* **REQUIREMENT**:
Every entry must be repeated exactly. Exclude all pictures.

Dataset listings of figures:
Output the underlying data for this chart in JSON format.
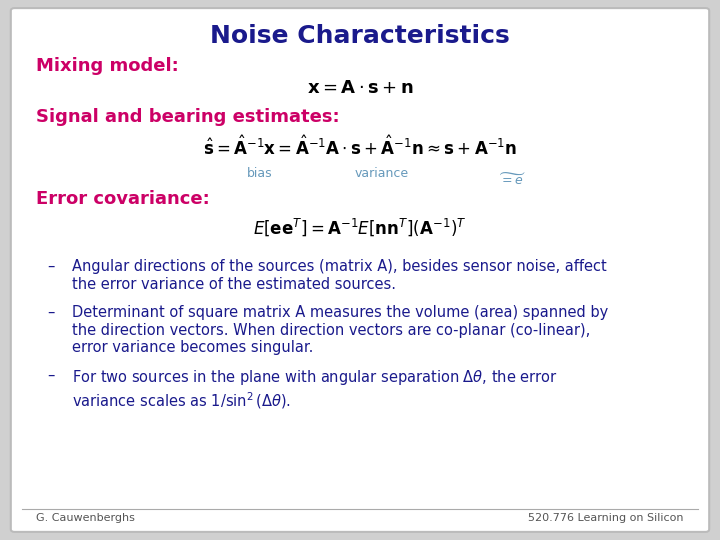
{
  "title": "Noise Characteristics",
  "title_color": "#1a1a8c",
  "title_fontsize": 18,
  "bg_color": "#d0d0d0",
  "slide_bg": "#ffffff",
  "border_color": "#bbbbbb",
  "section_color": "#cc0066",
  "section_fontsize": 13,
  "body_color": "#1a1a8c",
  "body_fontsize": 10.5,
  "footer_color": "#555555",
  "footer_fontsize": 8,
  "label_color": "#6699bb",
  "mixing_label": "Mixing model:",
  "mixing_eq": "$\\mathbf{x} = \\mathbf{A} \\cdot \\mathbf{s} + \\mathbf{n}$",
  "signal_label": "Signal and bearing estimates:",
  "signal_eq": "$\\hat{\\mathbf{s}} = \\hat{\\mathbf{A}}^{-1}\\mathbf{x} = \\hat{\\mathbf{A}}^{-1}\\mathbf{A} \\cdot \\mathbf{s} + \\hat{\\mathbf{A}}^{-1}\\mathbf{n} \\approx \\mathbf{s} + \\mathbf{A}^{-1}\\mathbf{n}$",
  "bias_label": "bias",
  "variance_label": "variance",
  "equals_e_label": "$= e$",
  "error_label": "Error covariance:",
  "error_eq": "$E[\\mathbf{e}\\mathbf{e}^T] = \\mathbf{A}^{-1} E[\\mathbf{n}\\mathbf{n}^T](\\mathbf{A}^{-1})^T$",
  "bullet1_dash": "–",
  "bullet1": "Angular directions of the sources (matrix A), besides sensor noise, affect\nthe error variance of the estimated sources.",
  "bullet2_dash": "–",
  "bullet2": "Determinant of square matrix A measures the volume (area) spanned by\nthe direction vectors. When direction vectors are co-planar (co-linear),\nerror variance becomes singular.",
  "bullet3_dash": "–",
  "bullet3": "For two sources in the plane with angular separation $\\Delta\\theta$, the error\nvariance scales as $1/\\sin^2(\\Delta\\theta)$.",
  "footer_left": "G. Cauwenberghs",
  "footer_right": "520.776 Learning on Silicon"
}
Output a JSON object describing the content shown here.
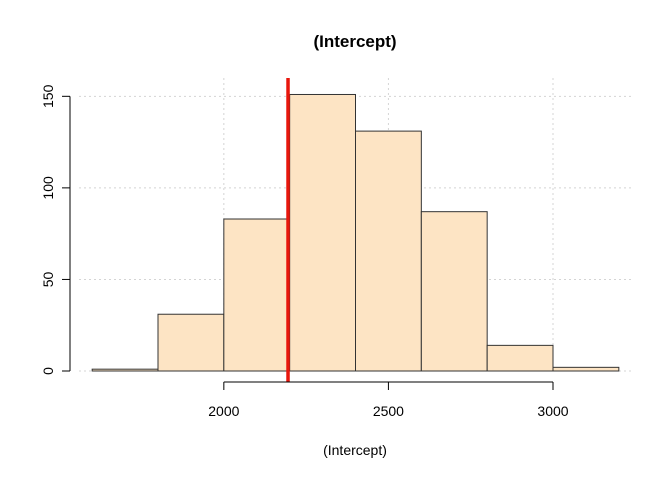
{
  "chart_data": {
    "type": "bar",
    "title": "(Intercept)",
    "xlabel": "(Intercept)",
    "ylabel": "",
    "bins": [
      {
        "x0": 1600,
        "x1": 1800,
        "count": 1
      },
      {
        "x0": 1800,
        "x1": 2000,
        "count": 31
      },
      {
        "x0": 2000,
        "x1": 2200,
        "count": 83
      },
      {
        "x0": 2200,
        "x1": 2400,
        "count": 151
      },
      {
        "x0": 2400,
        "x1": 2600,
        "count": 131
      },
      {
        "x0": 2600,
        "x1": 2800,
        "count": 87
      },
      {
        "x0": 2800,
        "x1": 3000,
        "count": 14
      },
      {
        "x0": 3000,
        "x1": 3200,
        "count": 2
      }
    ],
    "xticks": [
      2000,
      2500,
      3000
    ],
    "yticks": [
      0,
      50,
      100,
      150
    ],
    "xlim": [
      1560,
      3240
    ],
    "ylim": [
      0,
      160
    ],
    "vline": {
      "x": 2195,
      "color": "#e8160c"
    },
    "grid": true,
    "bar_fill": "#fde4c4",
    "bar_stroke": "#333333",
    "grid_color": "#d4d4d4"
  }
}
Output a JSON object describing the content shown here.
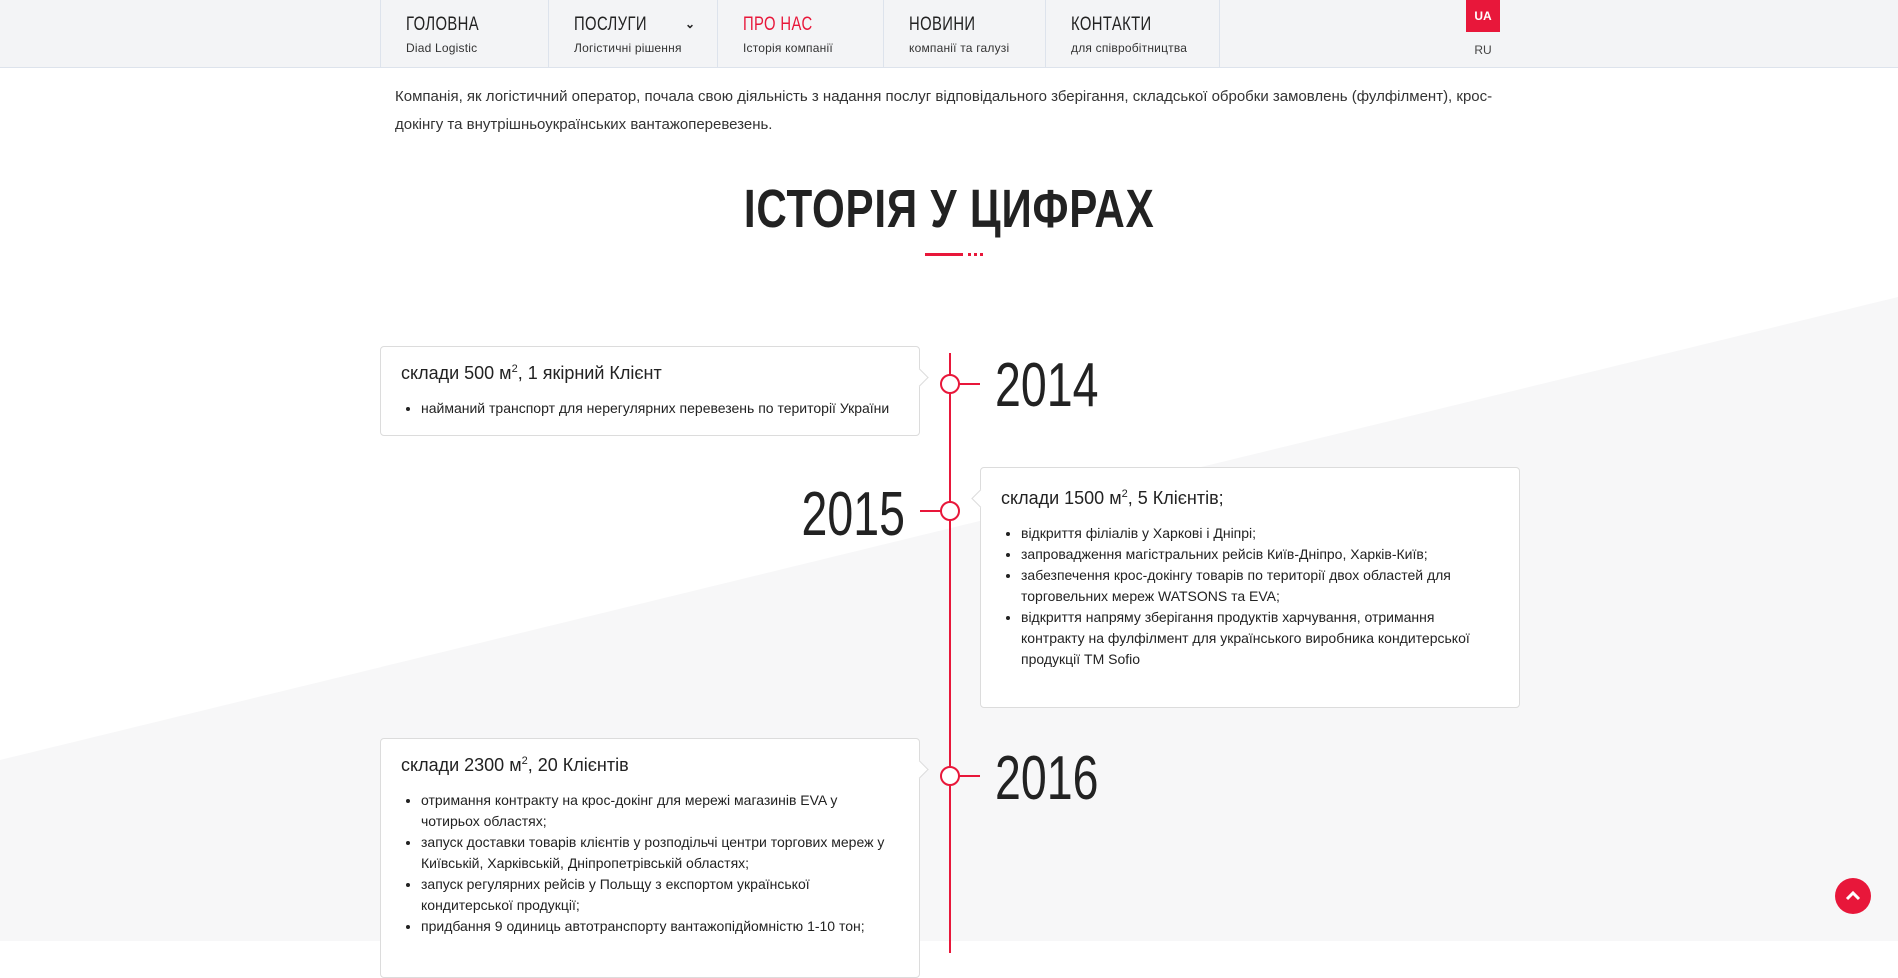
{
  "nav": {
    "items": [
      {
        "title": "ГОЛОВНА",
        "sub": "Diad Logistic"
      },
      {
        "title": "ПОСЛУГИ",
        "sub": "Логістичні рішення"
      },
      {
        "title": "ПРО НАС",
        "sub": "Історія компанії"
      },
      {
        "title": "НОВИНИ",
        "sub": "компанії та галузі"
      },
      {
        "title": "КОНТАКТИ",
        "sub": "для співробітництва"
      }
    ],
    "active": "ПРО НАС",
    "lang": {
      "active": "UA",
      "other": "RU"
    }
  },
  "intro": "Компанія, як логістичний оператор, почала свою діяльність з надання послуг відповідального зберігання, складської обробки замовлень (фулфілмент), крос-докінгу та внутрішньоукраїнських вантажоперевезень.",
  "section_title": "ІСТОРІЯ У ЦИФРАХ",
  "accent_color": "#e8173a",
  "timeline": [
    {
      "year": "2014",
      "heading": "склади 500 м",
      "sup": "2",
      "heading_rest": ", 1 якірний Клієнт",
      "items": [
        "найманий транспорт для нерегулярних перевезень по території України"
      ]
    },
    {
      "year": "2015",
      "heading": "склади 1500 м",
      "sup": "2",
      "heading_rest": ", 5 Клієнтів;",
      "items": [
        "відкриття філіалів у Харкові і Дніпрі;",
        "запровадження магістральних рейсів Київ-Дніпро, Харків-Київ;",
        "забезпечення крос-докінгу товарів по території двох областей для торговельних мереж WATSONS та EVA;",
        "відкриття напряму зберігання продуктів харчування, отримання контракту на фулфілмент для українського виробника кондитерської продукції ТМ Sofio"
      ]
    },
    {
      "year": "2016",
      "heading": "склади 2300 м",
      "sup": "2",
      "heading_rest": ", 20 Клієнтів",
      "items": [
        "отримання контракту на крос-докінг для мережі магазинів EVA у чотирьох областях;",
        "запуск доставки товарів клієнтів у розподільчі центри торгових мереж у Київській, Харківській, Дніпропетрівській областях;",
        "запуск регулярних рейсів у Польщу з експортом української кондитерської продукції;",
        "придбання 9 одиниць автотранспорту вантажопідйомністю 1-10 тон;"
      ]
    }
  ],
  "scroll_top_icon": "chevron-up-icon"
}
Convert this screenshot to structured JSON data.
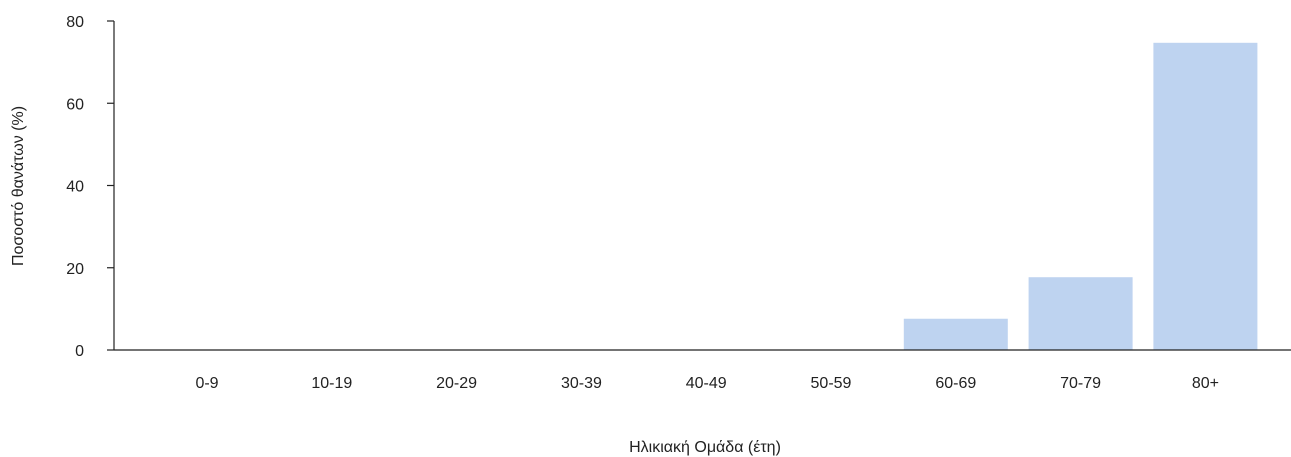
{
  "chart_data": {
    "type": "bar",
    "categories": [
      "0-9",
      "10-19",
      "20-29",
      "30-39",
      "40-49",
      "50-59",
      "60-69",
      "70-79",
      "80+"
    ],
    "values": [
      0,
      0,
      0,
      0,
      0,
      0,
      7.6,
      17.7,
      74.7
    ],
    "xlabel": "Ηλικιακή Ομάδα (έτη)",
    "ylabel": "Ποσοστό θανάτων (%)",
    "ylim": [
      0,
      80
    ],
    "yticks": [
      0,
      20,
      40,
      60,
      80
    ],
    "bar_color": "#bed3f0",
    "axis_color": "#222222",
    "grid": false,
    "legend": "none"
  }
}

* **RESPONSE TO THIS EXERCISE**:
Output the underlying data for this chart in JSON format.
{
  "title": "Noise Characteristics",
  "title_color": "#1a1a8c",
  "title_fontsize": 18,
  "bg_color": "#d0d0d0",
  "slide_bg": "#ffffff",
  "border_color": "#bbbbbb",
  "section_color": "#cc0066",
  "section_fontsize": 13,
  "body_color": "#1a1a8c",
  "body_fontsize": 10.5,
  "footer_color": "#555555",
  "footer_fontsize": 8,
  "label_color": "#6699bb",
  "mixing_label": "Mixing model:",
  "mixing_eq": "$\\mathbf{x} = \\mathbf{A} \\cdot \\mathbf{s} + \\mathbf{n}$",
  "signal_label": "Signal and bearing estimates:",
  "signal_eq": "$\\hat{\\mathbf{s}} = \\hat{\\mathbf{A}}^{-1}\\mathbf{x} = \\hat{\\mathbf{A}}^{-1}\\mathbf{A} \\cdot \\mathbf{s} + \\hat{\\mathbf{A}}^{-1}\\mathbf{n} \\approx \\mathbf{s} + \\mathbf{A}^{-1}\\mathbf{n}$",
  "bias_label": "bias",
  "variance_label": "variance",
  "equals_e_label": "$= e$",
  "error_label": "Error covariance:",
  "error_eq": "$E[\\mathbf{e}\\mathbf{e}^T] = \\mathbf{A}^{-1} E[\\mathbf{n}\\mathbf{n}^T](\\mathbf{A}^{-1})^T$",
  "bullet1_dash": "–",
  "bullet1": "Angular directions of the sources (matrix A), besides sensor noise, affect\nthe error variance of the estimated sources.",
  "bullet2_dash": "–",
  "bullet2": "Determinant of square matrix A measures the volume (area) spanned by\nthe direction vectors. When direction vectors are co-planar (co-linear),\nerror variance becomes singular.",
  "bullet3_dash": "–",
  "bullet3": "For two sources in the plane with angular separation $\\Delta\\theta$, the error\nvariance scales as $1/\\sin^2(\\Delta\\theta)$.",
  "footer_left": "G. Cauwenberghs",
  "footer_right": "520.776 Learning on Silicon"
}
Output a JSON object describing the content shown here.
{
  "chart_data": {
    "type": "bar",
    "title": "(Intercept)",
    "xlabel": "(Intercept)",
    "ylabel": "",
    "bins": [
      {
        "x0": 1600,
        "x1": 1800,
        "count": 1
      },
      {
        "x0": 1800,
        "x1": 2000,
        "count": 31
      },
      {
        "x0": 2000,
        "x1": 2200,
        "count": 83
      },
      {
        "x0": 2200,
        "x1": 2400,
        "count": 151
      },
      {
        "x0": 2400,
        "x1": 2600,
        "count": 131
      },
      {
        "x0": 2600,
        "x1": 2800,
        "count": 87
      },
      {
        "x0": 2800,
        "x1": 3000,
        "count": 14
      },
      {
        "x0": 3000,
        "x1": 3200,
        "count": 2
      }
    ],
    "xticks": [
      2000,
      2500,
      3000
    ],
    "yticks": [
      0,
      50,
      100,
      150
    ],
    "xlim": [
      1560,
      3240
    ],
    "ylim": [
      0,
      160
    ],
    "vline": {
      "x": 2195,
      "color": "#e8160c"
    },
    "grid": true,
    "bar_fill": "#fde4c4",
    "bar_stroke": "#333333",
    "grid_color": "#d4d4d4"
  }
}
Output a JSON object describing the content shown here.
{
  "nav": {
    "items": [
      {
        "title": "ГОЛОВНА",
        "sub": "Diad Logistic"
      },
      {
        "title": "ПОСЛУГИ",
        "sub": "Логістичні рішення"
      },
      {
        "title": "ПРО НАС",
        "sub": "Історія компанії"
      },
      {
        "title": "НОВИНИ",
        "sub": "компанії та галузі"
      },
      {
        "title": "КОНТАКТИ",
        "sub": "для співробітництва"
      }
    ],
    "active": "ПРО НАС",
    "lang": {
      "active": "UA",
      "other": "RU"
    }
  },
  "intro": "Компанія, як логістичний оператор, почала свою діяльність з надання послуг відповідального зберігання, складської обробки замовлень (фулфілмент), крос-докінгу та внутрішньоукраїнських вантажоперевезень.",
  "section_title": "ІСТОРІЯ У ЦИФРАХ",
  "accent_color": "#e8173a",
  "timeline": [
    {
      "year": "2014",
      "heading": "склади 500 м",
      "sup": "2",
      "heading_rest": ", 1 якірний Клієнт",
      "items": [
        "найманий транспорт для нерегулярних перевезень по території України"
      ]
    },
    {
      "year": "2015",
      "heading": "склади 1500 м",
      "sup": "2",
      "heading_rest": ", 5 Клієнтів;",
      "items": [
        "відкриття філіалів у Харкові і Дніпрі;",
        "запровадження магістральних рейсів Київ-Дніпро, Харків-Київ;",
        "забезпечення крос-докінгу товарів по території двох областей для торговельних мереж WATSONS та EVA;",
        "відкриття напряму зберігання продуктів харчування, отримання контракту на фулфілмент для українського виробника кондитерської продукції ТМ Sofio"
      ]
    },
    {
      "year": "2016",
      "heading": "склади 2300 м",
      "sup": "2",
      "heading_rest": ", 20 Клієнтів",
      "items": [
        "отримання контракту на крос-докінг для мережі магазинів EVA у чотирьох областях;",
        "запуск доставки товарів клієнтів у розподільчі центри торгових мереж у Київській, Харківській, Дніпропетрівській областях;",
        "запуск регулярних рейсів у Польщу з експортом української кондитерської продукції;",
        "придбання 9 одиниць автотранспорту вантажопідйомністю 1-10 тон;"
      ]
    }
  ],
  "scroll_top_icon": "chevron-up-icon"
}
Convert this screenshot to structured JSON data.
{
  "chart_data": {
    "type": "bar",
    "categories": [
      "0-9",
      "10-19",
      "20-29",
      "30-39",
      "40-49",
      "50-59",
      "60-69",
      "70-79",
      "80+"
    ],
    "values": [
      0,
      0,
      0,
      0,
      0,
      0,
      7.6,
      17.7,
      74.7
    ],
    "xlabel": "Ηλικιακή Ομάδα (έτη)",
    "ylabel": "Ποσοστό θανάτων (%)",
    "ylim": [
      0,
      80
    ],
    "yticks": [
      0,
      20,
      40,
      60,
      80
    ],
    "bar_color": "#bed3f0",
    "axis_color": "#222222",
    "grid": false,
    "legend": "none"
  }
}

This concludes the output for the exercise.